■ **What is required**: In the listing below, pick out lines with "Best".

Dataset rows
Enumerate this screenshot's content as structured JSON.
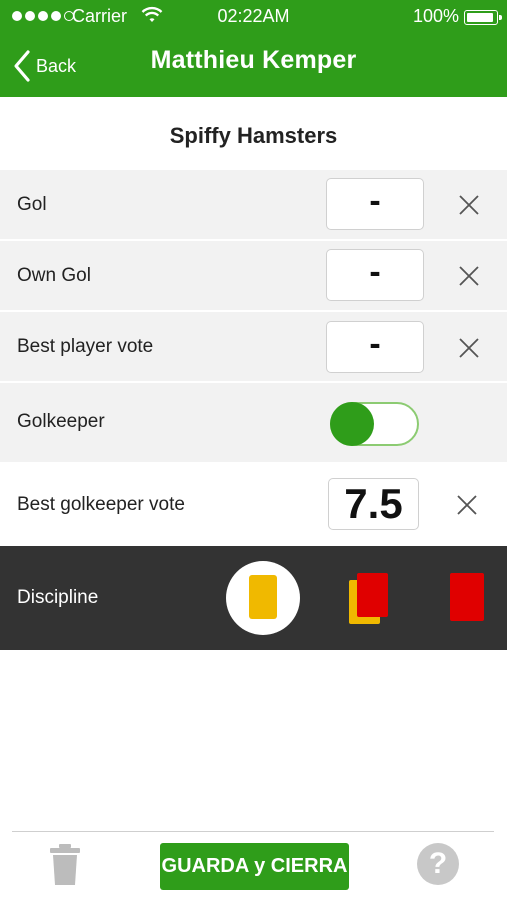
{
  "status_bar": {
    "carrier": "Carrier",
    "time": "02:22AM",
    "battery": "100%"
  },
  "nav": {
    "back_label": "Back",
    "title": "Matthieu Kemper"
  },
  "team": "Spiffy Hamsters",
  "stats": [
    {
      "label": "Gol",
      "value": "-"
    },
    {
      "label": "Own Gol",
      "value": "-"
    },
    {
      "label": "Best player vote",
      "value": "-"
    }
  ],
  "goalkeeper": {
    "label": "Golkeeper",
    "enabled": true
  },
  "goalkeeper_vote": {
    "label": "Best golkeeper vote",
    "value": "7.5"
  },
  "discipline": {
    "label": "Discipline",
    "options": [
      "yellow-card",
      "double-yellow-red-card",
      "red-card"
    ],
    "selected": "yellow-card"
  },
  "toolbar": {
    "save_label": "GUARDA y CIERRA"
  },
  "colors": {
    "brand_green": "#2f9d1a",
    "discipline_bg": "#333333",
    "yellow": "#f0b900",
    "red": "#e00000"
  }
}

■ **Answer to the exercise**:
      "label": "Best player vote",
    "label": "Best golkeeper vote",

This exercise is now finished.